### INPUT DATA
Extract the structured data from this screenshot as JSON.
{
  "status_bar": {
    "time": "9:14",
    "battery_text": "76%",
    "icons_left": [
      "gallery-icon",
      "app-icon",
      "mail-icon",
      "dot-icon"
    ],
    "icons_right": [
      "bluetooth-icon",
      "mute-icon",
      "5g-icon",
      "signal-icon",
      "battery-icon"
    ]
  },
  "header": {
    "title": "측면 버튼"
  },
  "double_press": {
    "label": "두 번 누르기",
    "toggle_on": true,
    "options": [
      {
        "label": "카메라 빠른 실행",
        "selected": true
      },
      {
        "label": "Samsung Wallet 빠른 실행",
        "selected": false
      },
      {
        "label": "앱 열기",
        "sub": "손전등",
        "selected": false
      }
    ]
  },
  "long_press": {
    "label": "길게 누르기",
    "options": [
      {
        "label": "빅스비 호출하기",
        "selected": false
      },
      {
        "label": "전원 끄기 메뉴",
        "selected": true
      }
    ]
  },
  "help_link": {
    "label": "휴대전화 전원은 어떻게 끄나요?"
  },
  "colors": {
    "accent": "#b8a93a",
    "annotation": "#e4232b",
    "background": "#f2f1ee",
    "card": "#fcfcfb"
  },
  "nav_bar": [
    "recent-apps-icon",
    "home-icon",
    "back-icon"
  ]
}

### AIM OF THE TASK
Reproduce the listing above verbatim, from first line to last.

### THE ANSWER
Extract the structured data from this screenshot as JSON.
{
  "status_bar": {
    "time": "9:14",
    "battery_text": "76%",
    "icons_left": [
      "gallery-icon",
      "app-icon",
      "mail-icon",
      "dot-icon"
    ],
    "icons_right": [
      "bluetooth-icon",
      "mute-icon",
      "5g-icon",
      "signal-icon",
      "battery-icon"
    ]
  },
  "header": {
    "title": "측면 버튼"
  },
  "double_press": {
    "label": "두 번 누르기",
    "toggle_on": true,
    "options": [
      {
        "label": "카메라 빠른 실행",
        "selected": true
      },
      {
        "label": "Samsung Wallet 빠른 실행",
        "selected": false
      },
      {
        "label": "앱 열기",
        "sub": "손전등",
        "selected": false
      }
    ]
  },
  "long_press": {
    "label": "길게 누르기",
    "options": [
      {
        "label": "빅스비 호출하기",
        "selected": false
      },
      {
        "label": "전원 끄기 메뉴",
        "selected": true
      }
    ]
  },
  "help_link": {
    "label": "휴대전화 전원은 어떻게 끄나요?"
  },
  "colors": {
    "accent": "#b8a93a",
    "annotation": "#e4232b",
    "background": "#f2f1ee",
    "card": "#fcfcfb"
  },
  "nav_bar": [
    "recent-apps-icon",
    "home-icon",
    "back-icon"
  ]
}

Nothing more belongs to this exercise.